• _PROBLEM REQUIREMENTS_:
Starting with the line that contains "Convert this document image to plain text.", reproduce each line through the end of the listing below, with no other output.

___ EXTRACTED DATA ___

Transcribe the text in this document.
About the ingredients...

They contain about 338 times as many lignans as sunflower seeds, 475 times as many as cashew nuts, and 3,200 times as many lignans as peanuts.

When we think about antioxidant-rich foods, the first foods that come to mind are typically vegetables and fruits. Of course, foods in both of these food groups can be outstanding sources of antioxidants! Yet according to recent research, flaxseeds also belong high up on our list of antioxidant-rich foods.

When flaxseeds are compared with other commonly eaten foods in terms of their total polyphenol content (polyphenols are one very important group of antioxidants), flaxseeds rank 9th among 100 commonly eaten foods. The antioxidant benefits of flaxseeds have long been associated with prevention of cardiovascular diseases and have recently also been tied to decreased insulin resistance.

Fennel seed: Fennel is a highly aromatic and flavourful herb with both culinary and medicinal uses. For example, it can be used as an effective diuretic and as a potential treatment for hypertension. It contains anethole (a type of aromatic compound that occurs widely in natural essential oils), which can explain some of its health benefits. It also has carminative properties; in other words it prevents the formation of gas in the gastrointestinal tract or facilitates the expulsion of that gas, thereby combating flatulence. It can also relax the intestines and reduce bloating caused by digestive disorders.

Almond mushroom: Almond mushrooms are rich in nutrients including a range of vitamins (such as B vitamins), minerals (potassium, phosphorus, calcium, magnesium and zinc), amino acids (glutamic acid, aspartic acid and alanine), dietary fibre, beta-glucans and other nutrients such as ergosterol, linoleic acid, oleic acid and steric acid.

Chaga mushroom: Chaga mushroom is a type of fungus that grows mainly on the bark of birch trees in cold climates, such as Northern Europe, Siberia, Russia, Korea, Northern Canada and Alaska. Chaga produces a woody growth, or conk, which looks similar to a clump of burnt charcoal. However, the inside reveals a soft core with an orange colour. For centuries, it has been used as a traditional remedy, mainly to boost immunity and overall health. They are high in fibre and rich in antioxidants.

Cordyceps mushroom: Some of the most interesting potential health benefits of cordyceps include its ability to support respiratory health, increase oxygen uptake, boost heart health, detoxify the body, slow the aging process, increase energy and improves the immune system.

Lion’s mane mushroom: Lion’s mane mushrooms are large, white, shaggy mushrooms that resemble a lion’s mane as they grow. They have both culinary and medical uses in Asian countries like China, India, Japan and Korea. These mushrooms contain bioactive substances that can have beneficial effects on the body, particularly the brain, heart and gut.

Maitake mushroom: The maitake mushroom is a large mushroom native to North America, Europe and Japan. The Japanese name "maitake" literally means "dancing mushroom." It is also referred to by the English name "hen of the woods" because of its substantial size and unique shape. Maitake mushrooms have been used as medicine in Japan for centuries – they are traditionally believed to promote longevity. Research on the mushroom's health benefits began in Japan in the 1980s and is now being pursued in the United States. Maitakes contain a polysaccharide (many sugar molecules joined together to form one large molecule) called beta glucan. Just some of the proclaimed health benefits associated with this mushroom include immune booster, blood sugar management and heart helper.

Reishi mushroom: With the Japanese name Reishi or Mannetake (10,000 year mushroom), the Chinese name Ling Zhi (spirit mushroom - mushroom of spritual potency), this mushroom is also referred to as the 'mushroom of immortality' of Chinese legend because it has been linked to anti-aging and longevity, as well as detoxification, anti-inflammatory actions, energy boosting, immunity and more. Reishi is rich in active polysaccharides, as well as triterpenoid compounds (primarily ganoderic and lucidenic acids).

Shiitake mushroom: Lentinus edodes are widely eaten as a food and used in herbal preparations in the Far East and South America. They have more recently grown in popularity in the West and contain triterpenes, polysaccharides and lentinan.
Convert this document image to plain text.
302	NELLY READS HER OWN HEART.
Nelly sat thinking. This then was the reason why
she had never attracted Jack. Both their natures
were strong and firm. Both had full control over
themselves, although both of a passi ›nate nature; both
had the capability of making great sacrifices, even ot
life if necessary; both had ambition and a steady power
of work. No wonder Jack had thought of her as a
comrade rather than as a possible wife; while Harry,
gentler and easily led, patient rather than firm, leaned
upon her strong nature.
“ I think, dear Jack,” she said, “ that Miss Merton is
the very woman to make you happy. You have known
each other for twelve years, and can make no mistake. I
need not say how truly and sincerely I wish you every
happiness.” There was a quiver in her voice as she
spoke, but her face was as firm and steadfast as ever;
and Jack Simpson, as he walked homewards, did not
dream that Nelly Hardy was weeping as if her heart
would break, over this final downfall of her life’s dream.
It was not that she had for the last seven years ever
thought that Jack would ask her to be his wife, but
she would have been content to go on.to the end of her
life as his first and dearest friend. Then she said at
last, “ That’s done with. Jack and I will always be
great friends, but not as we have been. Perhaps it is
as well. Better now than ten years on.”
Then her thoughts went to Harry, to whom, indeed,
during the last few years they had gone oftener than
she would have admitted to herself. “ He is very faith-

___

• _ANSWER TO THE TASK_:
Convert this document image to plain text.
302	NELLY READS HER OWN HEART.
Nelly sat thinking. This then was the reason why
she had never attracted Jack. Both their natures
were strong and firm. Both had full control over
themselves, although both of a passi ›nate nature; both
had the capability of making great sacrifices, even ot
life if necessary; both had ambition and a steady power
of work. No wonder Jack had thought of her as a
comrade rather than as a possible wife; while Harry,
gentler and easily led, patient rather than firm, leaned
upon her strong nature.
“ I think, dear Jack,” she said, “ that Miss Merton is
the very woman to make you happy. You have known
each other for twelve years, and can make no mistake. I
need not say how truly and sincerely I wish you every
happiness.” There was a quiver in her voice as she
spoke, but her face was as firm and steadfast as ever;
and Jack Simpson, as he walked homewards, did not
dream that Nelly Hardy was weeping as if her heart
would break, over this final downfall of her life’s dream.
It was not that she had for the last seven years ever
thought that Jack would ask her to be his wife, but
she would have been content to go on.to the end of her
life as his first and dearest friend. Then she said at
last, “ That’s done with. Jack and I will always be
great friends, but not as we have been. Perhaps it is
as well. Better now than ten years on.”
Then her thoughts went to Harry, to whom, indeed,
during the last few years they had gone oftener than
she would have admitted to herself. “ He is very faith-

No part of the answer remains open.